- WRITTEN TASK -
Omit every image, and transcribe the remaining entries exactly as given.
--- Start of INFORMATION PROVIDED ---
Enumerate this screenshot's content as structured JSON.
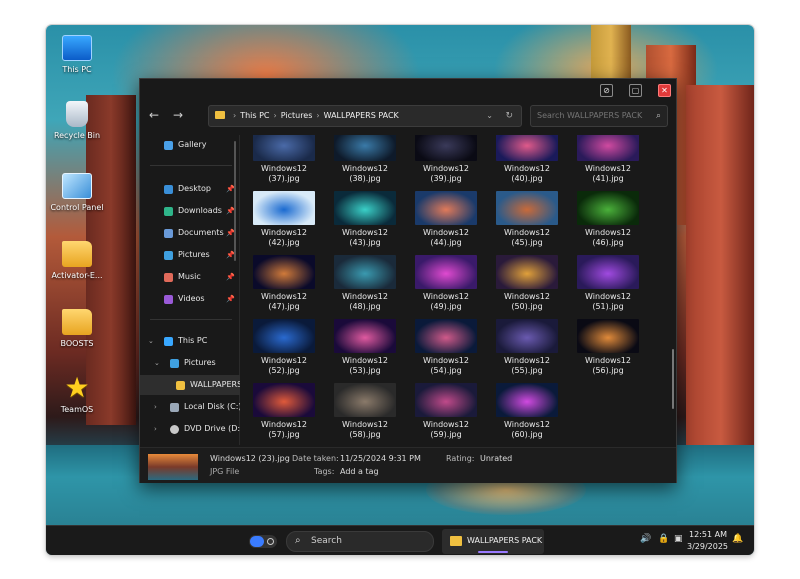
{
  "desktop": {
    "icons": [
      {
        "label": "This PC"
      },
      {
        "label": "Recycle Bin"
      },
      {
        "label": "Control Panel"
      },
      {
        "label": "Activator-E..."
      },
      {
        "label": "BOOSTS"
      },
      {
        "label": "TeamOS"
      }
    ]
  },
  "explorer": {
    "title_buttons": {
      "minimize": "⊘",
      "maximize": "▢",
      "close": "✕"
    },
    "nav": {
      "back": "←",
      "forward": "→"
    },
    "address": [
      "This PC",
      "Pictures",
      "WALLPAPERS PACK"
    ],
    "search_placeholder": "Search WALLPAPERS PACK",
    "sidebar": {
      "gallery": "Gallery",
      "quick_access": [
        {
          "label": "Desktop",
          "color": "#3a8fd8"
        },
        {
          "label": "Downloads",
          "color": "#2fb58a"
        },
        {
          "label": "Documents",
          "color": "#6a9ad8"
        },
        {
          "label": "Pictures",
          "color": "#3fa0e0"
        },
        {
          "label": "Music",
          "color": "#e06a5a"
        },
        {
          "label": "Videos",
          "color": "#9a5ad8"
        }
      ],
      "this_pc": "This PC",
      "pictures": "Pictures",
      "wallpapers": "WALLPAPERS PACK",
      "local_disk": "Local Disk (C:)",
      "dvd": "DVD Drive (D:)"
    },
    "files": [
      {
        "name1": "Windows12",
        "name2": "(37).jpg",
        "c1": "#1a2a4a",
        "c2": "#4a6aa8"
      },
      {
        "name1": "Windows12",
        "name2": "(38).jpg",
        "c1": "#0e1a2a",
        "c2": "#3a7aa8"
      },
      {
        "name1": "Windows12",
        "name2": "(39).jpg",
        "c1": "#0a0a14",
        "c2": "#3a3a5a"
      },
      {
        "name1": "Windows12",
        "name2": "(40).jpg",
        "c1": "#1a1a5a",
        "c2": "#e05a8a"
      },
      {
        "name1": "Windows12",
        "name2": "(41).jpg",
        "c1": "#2a1a5a",
        "c2": "#d04aa0"
      },
      {
        "name1": "Windows12",
        "name2": "(42).jpg",
        "c1": "#d8eaf8",
        "c2": "#1a6ad0"
      },
      {
        "name1": "Windows12",
        "name2": "(43).jpg",
        "c1": "#0a2a3a",
        "c2": "#3ad0c8"
      },
      {
        "name1": "Windows12",
        "name2": "(44).jpg",
        "c1": "#1a3a6a",
        "c2": "#e07a5a"
      },
      {
        "name1": "Windows12",
        "name2": "(45).jpg",
        "c1": "#2a5a8a",
        "c2": "#c86a3a"
      },
      {
        "name1": "Windows12",
        "name2": "(46).jpg",
        "c1": "#0a2a0a",
        "c2": "#4ab03a"
      },
      {
        "name1": "Windows12",
        "name2": "(47).jpg",
        "c1": "#0a0a2a",
        "c2": "#d07a3a"
      },
      {
        "name1": "Windows12",
        "name2": "(48).jpg",
        "c1": "#1a2a3a",
        "c2": "#3a9ab0"
      },
      {
        "name1": "Windows12",
        "name2": "(49).jpg",
        "c1": "#3a1a6a",
        "c2": "#e04ad0"
      },
      {
        "name1": "Windows12",
        "name2": "(50).jpg",
        "c1": "#2a1a3a",
        "c2": "#e0a03a"
      },
      {
        "name1": "Windows12",
        "name2": "(51).jpg",
        "c1": "#2a1a5a",
        "c2": "#a04ae0"
      },
      {
        "name1": "Windows12",
        "name2": "(52).jpg",
        "c1": "#0a1a3a",
        "c2": "#2a6ad0"
      },
      {
        "name1": "Windows12",
        "name2": "(53).jpg",
        "c1": "#1a0a3a",
        "c2": "#e05aa0"
      },
      {
        "name1": "Windows12",
        "name2": "(54).jpg",
        "c1": "#0a1a3a",
        "c2": "#d05a8a"
      },
      {
        "name1": "Windows12",
        "name2": "(55).jpg",
        "c1": "#1a1a3a",
        "c2": "#6a5ab0"
      },
      {
        "name1": "Windows12",
        "name2": "(56).jpg",
        "c1": "#0a0a14",
        "c2": "#e08a3a"
      },
      {
        "name1": "Windows12",
        "name2": "(57).jpg",
        "c1": "#1a0a3a",
        "c2": "#e05a3a"
      },
      {
        "name1": "Windows12",
        "name2": "(58).jpg",
        "c1": "#2a2a2a",
        "c2": "#8a7a6a"
      },
      {
        "name1": "Windows12",
        "name2": "(59).jpg",
        "c1": "#1a1a3a",
        "c2": "#c04a8a"
      },
      {
        "name1": "Windows12",
        "name2": "(60).jpg",
        "c1": "#0a1a3a",
        "c2": "#d04ae0"
      }
    ],
    "details": {
      "name": "Windows12 (23).jpg",
      "type": "JPG File",
      "date_label": "Date taken:",
      "date_value": "11/25/2024 9:31 PM",
      "tags_label": "Tags:",
      "tags_value": "Add a tag",
      "rating_label": "Rating:",
      "rating_value": "Unrated"
    }
  },
  "taskbar": {
    "search": "Search",
    "app": "WALLPAPERS PACK",
    "time": "12:51 AM",
    "date": "3/29/2025"
  }
}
--- End of INFORMATION PROVIDED ---
- THE REPLY -
Enumerate this screenshot's content as structured JSON.
{
  "desktop": {
    "icons": [
      {
        "label": "This PC"
      },
      {
        "label": "Recycle Bin"
      },
      {
        "label": "Control Panel"
      },
      {
        "label": "Activator-E..."
      },
      {
        "label": "BOOSTS"
      },
      {
        "label": "TeamOS"
      }
    ]
  },
  "explorer": {
    "title_buttons": {
      "minimize": "⊘",
      "maximize": "▢",
      "close": "✕"
    },
    "nav": {
      "back": "←",
      "forward": "→"
    },
    "address": [
      "This PC",
      "Pictures",
      "WALLPAPERS PACK"
    ],
    "search_placeholder": "Search WALLPAPERS PACK",
    "sidebar": {
      "gallery": "Gallery",
      "quick_access": [
        {
          "label": "Desktop",
          "color": "#3a8fd8"
        },
        {
          "label": "Downloads",
          "color": "#2fb58a"
        },
        {
          "label": "Documents",
          "color": "#6a9ad8"
        },
        {
          "label": "Pictures",
          "color": "#3fa0e0"
        },
        {
          "label": "Music",
          "color": "#e06a5a"
        },
        {
          "label": "Videos",
          "color": "#9a5ad8"
        }
      ],
      "this_pc": "This PC",
      "pictures": "Pictures",
      "wallpapers": "WALLPAPERS PACK",
      "local_disk": "Local Disk (C:)",
      "dvd": "DVD Drive (D:)"
    },
    "files": [
      {
        "name1": "Windows12",
        "name2": "(37).jpg",
        "c1": "#1a2a4a",
        "c2": "#4a6aa8"
      },
      {
        "name1": "Windows12",
        "name2": "(38).jpg",
        "c1": "#0e1a2a",
        "c2": "#3a7aa8"
      },
      {
        "name1": "Windows12",
        "name2": "(39).jpg",
        "c1": "#0a0a14",
        "c2": "#3a3a5a"
      },
      {
        "name1": "Windows12",
        "name2": "(40).jpg",
        "c1": "#1a1a5a",
        "c2": "#e05a8a"
      },
      {
        "name1": "Windows12",
        "name2": "(41).jpg",
        "c1": "#2a1a5a",
        "c2": "#d04aa0"
      },
      {
        "name1": "Windows12",
        "name2": "(42).jpg",
        "c1": "#d8eaf8",
        "c2": "#1a6ad0"
      },
      {
        "name1": "Windows12",
        "name2": "(43).jpg",
        "c1": "#0a2a3a",
        "c2": "#3ad0c8"
      },
      {
        "name1": "Windows12",
        "name2": "(44).jpg",
        "c1": "#1a3a6a",
        "c2": "#e07a5a"
      },
      {
        "name1": "Windows12",
        "name2": "(45).jpg",
        "c1": "#2a5a8a",
        "c2": "#c86a3a"
      },
      {
        "name1": "Windows12",
        "name2": "(46).jpg",
        "c1": "#0a2a0a",
        "c2": "#4ab03a"
      },
      {
        "name1": "Windows12",
        "name2": "(47).jpg",
        "c1": "#0a0a2a",
        "c2": "#d07a3a"
      },
      {
        "name1": "Windows12",
        "name2": "(48).jpg",
        "c1": "#1a2a3a",
        "c2": "#3a9ab0"
      },
      {
        "name1": "Windows12",
        "name2": "(49).jpg",
        "c1": "#3a1a6a",
        "c2": "#e04ad0"
      },
      {
        "name1": "Windows12",
        "name2": "(50).jpg",
        "c1": "#2a1a3a",
        "c2": "#e0a03a"
      },
      {
        "name1": "Windows12",
        "name2": "(51).jpg",
        "c1": "#2a1a5a",
        "c2": "#a04ae0"
      },
      {
        "name1": "Windows12",
        "name2": "(52).jpg",
        "c1": "#0a1a3a",
        "c2": "#2a6ad0"
      },
      {
        "name1": "Windows12",
        "name2": "(53).jpg",
        "c1": "#1a0a3a",
        "c2": "#e05aa0"
      },
      {
        "name1": "Windows12",
        "name2": "(54).jpg",
        "c1": "#0a1a3a",
        "c2": "#d05a8a"
      },
      {
        "name1": "Windows12",
        "name2": "(55).jpg",
        "c1": "#1a1a3a",
        "c2": "#6a5ab0"
      },
      {
        "name1": "Windows12",
        "name2": "(56).jpg",
        "c1": "#0a0a14",
        "c2": "#e08a3a"
      },
      {
        "name1": "Windows12",
        "name2": "(57).jpg",
        "c1": "#1a0a3a",
        "c2": "#e05a3a"
      },
      {
        "name1": "Windows12",
        "name2": "(58).jpg",
        "c1": "#2a2a2a",
        "c2": "#8a7a6a"
      },
      {
        "name1": "Windows12",
        "name2": "(59).jpg",
        "c1": "#1a1a3a",
        "c2": "#c04a8a"
      },
      {
        "name1": "Windows12",
        "name2": "(60).jpg",
        "c1": "#0a1a3a",
        "c2": "#d04ae0"
      }
    ],
    "details": {
      "name": "Windows12 (23).jpg",
      "type": "JPG File",
      "date_label": "Date taken:",
      "date_value": "11/25/2024 9:31 PM",
      "tags_label": "Tags:",
      "tags_value": "Add a tag",
      "rating_label": "Rating:",
      "rating_value": "Unrated"
    }
  },
  "taskbar": {
    "search": "Search",
    "app": "WALLPAPERS PACK",
    "time": "12:51 AM",
    "date": "3/29/2025"
  }
}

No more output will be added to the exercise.